[Figure record listings]
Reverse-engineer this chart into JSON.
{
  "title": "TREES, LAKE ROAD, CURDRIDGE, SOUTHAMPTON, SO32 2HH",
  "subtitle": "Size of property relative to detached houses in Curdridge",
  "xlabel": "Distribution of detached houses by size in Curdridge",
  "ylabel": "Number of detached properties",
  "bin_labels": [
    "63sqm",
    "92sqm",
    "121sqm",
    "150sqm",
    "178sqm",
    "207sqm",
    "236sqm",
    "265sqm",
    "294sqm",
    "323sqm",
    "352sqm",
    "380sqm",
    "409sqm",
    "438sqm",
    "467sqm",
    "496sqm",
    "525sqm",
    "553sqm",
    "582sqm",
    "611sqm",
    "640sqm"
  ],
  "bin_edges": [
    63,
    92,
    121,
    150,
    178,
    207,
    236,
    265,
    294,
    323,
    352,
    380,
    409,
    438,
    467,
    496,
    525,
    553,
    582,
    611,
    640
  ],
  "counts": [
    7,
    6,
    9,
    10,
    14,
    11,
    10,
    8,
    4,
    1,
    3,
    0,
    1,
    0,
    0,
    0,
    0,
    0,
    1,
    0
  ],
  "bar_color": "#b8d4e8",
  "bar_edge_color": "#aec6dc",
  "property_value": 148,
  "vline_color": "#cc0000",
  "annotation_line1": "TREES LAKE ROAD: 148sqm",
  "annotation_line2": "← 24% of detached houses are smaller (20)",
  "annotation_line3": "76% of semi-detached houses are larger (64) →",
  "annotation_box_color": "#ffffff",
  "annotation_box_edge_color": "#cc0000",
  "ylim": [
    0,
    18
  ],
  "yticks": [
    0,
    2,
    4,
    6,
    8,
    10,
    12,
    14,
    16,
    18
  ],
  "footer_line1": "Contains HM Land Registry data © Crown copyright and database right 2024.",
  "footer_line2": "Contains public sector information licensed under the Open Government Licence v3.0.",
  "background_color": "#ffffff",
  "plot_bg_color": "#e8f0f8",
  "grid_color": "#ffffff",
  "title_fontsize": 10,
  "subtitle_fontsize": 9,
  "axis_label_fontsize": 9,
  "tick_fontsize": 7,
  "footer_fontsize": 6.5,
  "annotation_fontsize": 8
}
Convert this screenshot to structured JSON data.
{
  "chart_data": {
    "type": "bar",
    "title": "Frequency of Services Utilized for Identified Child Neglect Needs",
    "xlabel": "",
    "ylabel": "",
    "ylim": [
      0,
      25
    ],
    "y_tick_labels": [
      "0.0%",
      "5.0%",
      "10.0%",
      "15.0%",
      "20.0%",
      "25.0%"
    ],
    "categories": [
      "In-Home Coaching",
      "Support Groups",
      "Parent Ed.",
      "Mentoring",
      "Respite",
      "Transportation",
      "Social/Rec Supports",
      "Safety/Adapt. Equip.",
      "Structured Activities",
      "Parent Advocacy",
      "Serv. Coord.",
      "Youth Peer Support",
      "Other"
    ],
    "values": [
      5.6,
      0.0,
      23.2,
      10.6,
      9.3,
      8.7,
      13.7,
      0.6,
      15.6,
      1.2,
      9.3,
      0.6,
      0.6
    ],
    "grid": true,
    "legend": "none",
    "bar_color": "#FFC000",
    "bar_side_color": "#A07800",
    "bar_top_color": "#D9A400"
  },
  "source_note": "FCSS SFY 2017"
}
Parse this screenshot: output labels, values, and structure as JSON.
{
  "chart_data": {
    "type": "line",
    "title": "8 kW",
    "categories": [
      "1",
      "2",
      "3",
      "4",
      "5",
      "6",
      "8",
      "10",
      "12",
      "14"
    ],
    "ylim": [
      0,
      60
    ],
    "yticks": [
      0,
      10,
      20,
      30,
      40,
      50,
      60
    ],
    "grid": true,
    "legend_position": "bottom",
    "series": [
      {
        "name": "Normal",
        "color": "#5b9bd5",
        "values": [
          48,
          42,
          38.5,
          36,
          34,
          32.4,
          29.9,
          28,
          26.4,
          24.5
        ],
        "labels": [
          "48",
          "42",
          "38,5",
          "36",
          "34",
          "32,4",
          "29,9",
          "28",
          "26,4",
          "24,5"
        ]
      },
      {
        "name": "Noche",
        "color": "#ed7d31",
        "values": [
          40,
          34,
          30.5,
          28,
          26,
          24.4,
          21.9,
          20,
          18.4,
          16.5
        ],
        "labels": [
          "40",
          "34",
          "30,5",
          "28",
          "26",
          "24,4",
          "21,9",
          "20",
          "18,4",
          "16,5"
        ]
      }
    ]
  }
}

**Exercise instructions**
Copy out all of the data exactly, leaving nothing out.

**Answer for the task**
Reverse-engineer this chart into JSON.
{
  "title": "TREES, LAKE ROAD, CURDRIDGE, SOUTHAMPTON, SO32 2HH",
  "subtitle": "Size of property relative to detached houses in Curdridge",
  "xlabel": "Distribution of detached houses by size in Curdridge",
  "ylabel": "Number of detached properties",
  "bin_labels": [
    "63sqm",
    "92sqm",
    "121sqm",
    "150sqm",
    "178sqm",
    "207sqm",
    "236sqm",
    "265sqm",
    "294sqm",
    "323sqm",
    "352sqm",
    "380sqm",
    "409sqm",
    "438sqm",
    "467sqm",
    "496sqm",
    "525sqm",
    "553sqm",
    "582sqm",
    "611sqm",
    "640sqm"
  ],
  "bin_edges": [
    63,
    92,
    121,
    150,
    178,
    207,
    236,
    265,
    294,
    323,
    352,
    380,
    409,
    438,
    467,
    496,
    525,
    553,
    582,
    611,
    640
  ],
  "counts": [
    7,
    6,
    9,
    10,
    14,
    11,
    10,
    8,
    4,
    1,
    3,
    0,
    1,
    0,
    0,
    0,
    0,
    0,
    1,
    0
  ],
  "bar_color": "#b8d4e8",
  "bar_edge_color": "#aec6dc",
  "property_value": 148,
  "vline_color": "#cc0000",
  "annotation_line1": "TREES LAKE ROAD: 148sqm",
  "annotation_line2": "← 24% of detached houses are smaller (20)",
  "annotation_line3": "76% of semi-detached houses are larger (64) →",
  "annotation_box_color": "#ffffff",
  "annotation_box_edge_color": "#cc0000",
  "ylim": [
    0,
    18
  ],
  "yticks": [
    0,
    2,
    4,
    6,
    8,
    10,
    12,
    14,
    16,
    18
  ],
  "footer_line1": "Contains HM Land Registry data © Crown copyright and database right 2024.",
  "footer_line2": "Contains public sector information licensed under the Open Government Licence v3.0.",
  "background_color": "#ffffff",
  "plot_bg_color": "#e8f0f8",
  "grid_color": "#ffffff",
  "title_fontsize": 10,
  "subtitle_fontsize": 9,
  "axis_label_fontsize": 9,
  "tick_fontsize": 7,
  "footer_fontsize": 6.5,
  "annotation_fontsize": 8
}
Convert this screenshot to structured JSON data.
{
  "chart_data": {
    "type": "bar",
    "title": "Frequency of Services Utilized for Identified Child Neglect Needs",
    "xlabel": "",
    "ylabel": "",
    "ylim": [
      0,
      25
    ],
    "y_tick_labels": [
      "0.0%",
      "5.0%",
      "10.0%",
      "15.0%",
      "20.0%",
      "25.0%"
    ],
    "categories": [
      "In-Home Coaching",
      "Support Groups",
      "Parent Ed.",
      "Mentoring",
      "Respite",
      "Transportation",
      "Social/Rec Supports",
      "Safety/Adapt. Equip.",
      "Structured Activities",
      "Parent Advocacy",
      "Serv. Coord.",
      "Youth Peer Support",
      "Other"
    ],
    "values": [
      5.6,
      0.0,
      23.2,
      10.6,
      9.3,
      8.7,
      13.7,
      0.6,
      15.6,
      1.2,
      9.3,
      0.6,
      0.6
    ],
    "grid": true,
    "legend": "none",
    "bar_color": "#FFC000",
    "bar_side_color": "#A07800",
    "bar_top_color": "#D9A400"
  },
  "source_note": "FCSS SFY 2017"
}
Parse this screenshot: output labels, values, and structure as JSON.
{
  "chart_data": {
    "type": "line",
    "title": "8 kW",
    "categories": [
      "1",
      "2",
      "3",
      "4",
      "5",
      "6",
      "8",
      "10",
      "12",
      "14"
    ],
    "ylim": [
      0,
      60
    ],
    "yticks": [
      0,
      10,
      20,
      30,
      40,
      50,
      60
    ],
    "grid": true,
    "legend_position": "bottom",
    "series": [
      {
        "name": "Normal",
        "color": "#5b9bd5",
        "values": [
          48,
          42,
          38.5,
          36,
          34,
          32.4,
          29.9,
          28,
          26.4,
          24.5
        ],
        "labels": [
          "48",
          "42",
          "38,5",
          "36",
          "34",
          "32,4",
          "29,9",
          "28",
          "26,4",
          "24,5"
        ]
      },
      {
        "name": "Noche",
        "color": "#ed7d31",
        "values": [
          40,
          34,
          30.5,
          28,
          26,
          24.4,
          21.9,
          20,
          18.4,
          16.5
        ],
        "labels": [
          "40",
          "34",
          "30,5",
          "28",
          "26",
          "24,4",
          "21,9",
          "20",
          "18,4",
          "16,5"
        ]
      }
    ]
  }
}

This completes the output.